== Exercise description ==
Each entry below is to be printed verbatim.

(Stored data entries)
_ _ _ _ _ _ _

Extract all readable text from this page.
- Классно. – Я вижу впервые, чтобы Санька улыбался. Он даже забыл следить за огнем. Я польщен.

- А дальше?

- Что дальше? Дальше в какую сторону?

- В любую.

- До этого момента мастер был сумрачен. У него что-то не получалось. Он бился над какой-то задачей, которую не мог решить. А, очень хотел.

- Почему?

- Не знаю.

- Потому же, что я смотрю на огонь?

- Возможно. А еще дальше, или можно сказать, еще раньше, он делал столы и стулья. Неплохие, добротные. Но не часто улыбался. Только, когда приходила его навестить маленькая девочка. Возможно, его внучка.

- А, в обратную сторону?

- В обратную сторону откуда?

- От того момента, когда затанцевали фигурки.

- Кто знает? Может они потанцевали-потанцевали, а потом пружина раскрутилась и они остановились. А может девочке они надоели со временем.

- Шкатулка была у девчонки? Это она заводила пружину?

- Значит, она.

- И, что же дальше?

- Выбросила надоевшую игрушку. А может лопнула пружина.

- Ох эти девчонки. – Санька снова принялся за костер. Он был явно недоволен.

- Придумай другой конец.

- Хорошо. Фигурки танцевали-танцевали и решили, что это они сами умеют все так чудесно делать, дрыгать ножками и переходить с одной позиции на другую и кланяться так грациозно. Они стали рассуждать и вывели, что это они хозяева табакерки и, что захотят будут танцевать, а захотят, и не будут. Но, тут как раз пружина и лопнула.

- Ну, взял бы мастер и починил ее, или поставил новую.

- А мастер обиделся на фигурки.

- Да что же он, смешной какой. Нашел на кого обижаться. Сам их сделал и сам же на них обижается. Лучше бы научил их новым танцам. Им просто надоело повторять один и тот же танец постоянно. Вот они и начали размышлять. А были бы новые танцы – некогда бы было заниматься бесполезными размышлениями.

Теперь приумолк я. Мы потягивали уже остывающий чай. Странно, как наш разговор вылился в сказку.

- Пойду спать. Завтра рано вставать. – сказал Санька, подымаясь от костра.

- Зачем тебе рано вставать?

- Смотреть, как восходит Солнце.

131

_ _ _ _ _ _ _

== Finished exercise ==
Extract all readable text from this page.
- Классно. – Я вижу впервые, чтобы Санька улыбался. Он даже забыл следить за огнем. Я польщен.

- А дальше?

- Что дальше? Дальше в какую сторону?

- В любую.

- До этого момента мастер был сумрачен. У него что-то не получалось. Он бился над какой-то задачей, которую не мог решить. А, очень хотел.

- Почему?

- Не знаю.

- Потому же, что я смотрю на огонь?

- Возможно. А еще дальше, или можно сказать, еще раньше, он делал столы и стулья. Неплохие, добротные. Но не часто улыбался. Только, когда приходила его навестить маленькая девочка. Возможно, его внучка.

- А, в обратную сторону?

- В обратную сторону откуда?

- От того момента, когда затанцевали фигурки.

- Кто знает? Может они потанцевали-потанцевали, а потом пружина раскрутилась и они остановились. А может девочке они надоели со временем.

- Шкатулка была у девчонки? Это она заводила пружину?

- Значит, она.

- И, что же дальше?

- Выбросила надоевшую игрушку. А может лопнула пружина.

- Ох эти девчонки. – Санька снова принялся за костер. Он был явно недоволен.

- Придумай другой конец.

- Хорошо. Фигурки танцевали-танцевали и решили, что это они сами умеют все так чудесно делать, дрыгать ножками и переходить с одной позиции на другую и кланяться так грациозно. Они стали рассуждать и вывели, что это они хозяева табакерки и, что захотят будут танцевать, а захотят, и не будут. Но, тут как раз пружина и лопнула.

- Ну, взял бы мастер и починил ее, или поставил новую.

- А мастер обиделся на фигурки.

- Да что же он, смешной какой. Нашел на кого обижаться. Сам их сделал и сам же на них обижается. Лучше бы научил их новым танцам. Им просто надоело повторять один и тот же танец постоянно. Вот они и начали размышлять. А были бы новые танцы – некогда бы было заниматься бесполезными размышлениями.

Теперь приумолк я. Мы потягивали уже остывающий чай. Странно, как наш разговор вылился в сказку.

- Пойду спать. Завтра рано вставать. – сказал Санька, подымаясь от костра.

- Зачем тебе рано вставать?

- Смотреть, как восходит Солнце.

131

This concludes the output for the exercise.